● GIVEN TASK: Make an exact copy of all the entries below, with the pictures left out.

Data listing:
────────────────────────────────────────
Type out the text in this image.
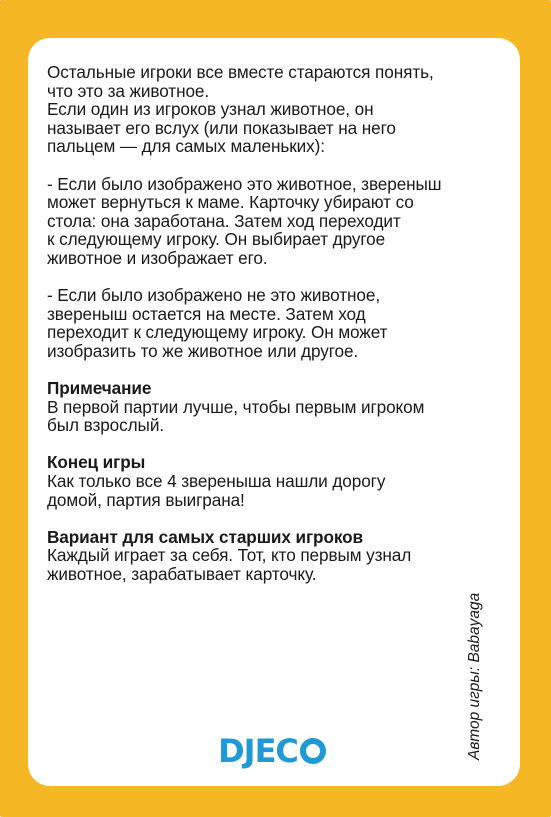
Остальные игроки все вместе стараются понять,
что это за животное.
Если один из игроков узнал животное, он
называет его вслух (или показывает на него
пальцем — для самых маленьких):

- Если было изображено это животное, звереныш
может вернуться к маме. Карточку убирают со
стола: она заработана. Затем ход переходит
к следующему игроку. Он выбирает другое
животное и изображает его.

- Если было изображено не это животное,
звереныш остается на месте. Затем ход
переходит к следующему игроку. Он может
изобразить то же животное или другое.

Примечание
В первой партии лучше, чтобы первым игроком
был взрослый.
Конец игры
Как только все 4 звереныша нашли дорогу
домой, партия выиграна!
Вариант для самых старших игроков
Каждый играет за себя. Тот, кто первым узнал
животное, зарабатывает карточку.
DJEC	Автор игры: Babayaga
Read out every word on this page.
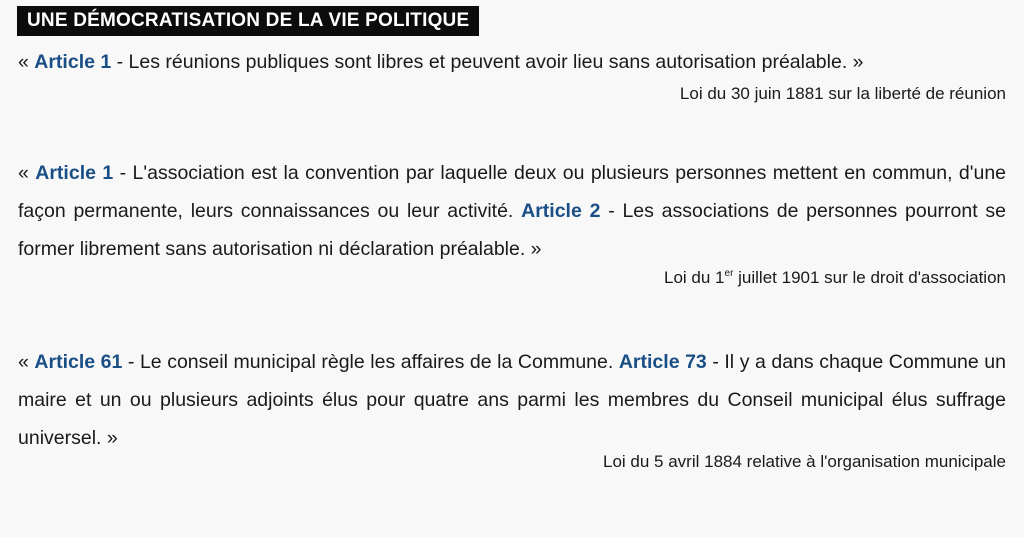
UNE DÉMOCRATISATION DE LA VIE POLITIQUE

« Article 1 - Les réunions publiques sont libres et peuvent avoir lieu sans autorisation préalable. »

Loi du 30 juin 1881 sur la liberté de réunion

« Article 1 - L'association est la convention par laquelle deux ou plusieurs personnes mettent en commun, d'une façon permanente, leurs connaissances ou leur activité. Article 2 - Les associations de personnes pourront se former librement sans autorisation ni déclaration préalable. »

Loi du 1er juillet 1901 sur le droit d'association

« Article 61 - Le conseil municipal règle les affaires de la Commune. Article 73 - Il y a dans chaque Commune un maire et un ou plusieurs adjoints élus pour quatre ans parmi les membres du Conseil municipal élus suffrage universel. »

Loi du 5 avril 1884 relative à l'organisation municipale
────────────────────────────────────────
● REPLY:
Type out the text in this image.
Остальные игроки все вместе стараются понять,
что это за животное.
Если один из игроков узнал животное, он
называет его вслух (или показывает на него
пальцем — для самых маленьких):

- Если было изображено это животное, звереныш
может вернуться к маме. Карточку убирают со
стола: она заработана. Затем ход переходит
к следующему игроку. Он выбирает другое
животное и изображает его.

- Если было изображено не это животное,
звереныш остается на месте. Затем ход
переходит к следующему игроку. Он может
изобразить то же животное или другое.

Примечание
В первой партии лучше, чтобы первым игроком
был взрослый.
Конец игры
Как только все 4 звереныша нашли дорогу
домой, партия выиграна!
Вариант для самых старших игроков
Каждый играет за себя. Тот, кто первым узнал
животное, зарабатывает карточку.
DJEC	Автор игры: Babayaga
Read out every word on this page.
UNE DÉMOCRATISATION DE LA VIE POLITIQUE

« Article 1 - Les réunions publiques sont libres et peuvent avoir lieu sans autorisation préalable. »

Loi du 30 juin 1881 sur la liberté de réunion

« Article 1 - L'association est la convention par laquelle deux ou plusieurs personnes mettent en commun, d'une façon permanente, leurs connaissances ou leur activité. Article 2 - Les associations de personnes pourront se former librement sans autorisation ni déclaration préalable. »

Loi du 1er juillet 1901 sur le droit d'association

« Article 61 - Le conseil municipal règle les affaires de la Commune. Article 73 - Il y a dans chaque Commune un maire et un ou plusieurs adjoints élus pour quatre ans parmi les membres du Conseil municipal élus suffrage universel. »

Loi du 5 avril 1884 relative à l'organisation municipale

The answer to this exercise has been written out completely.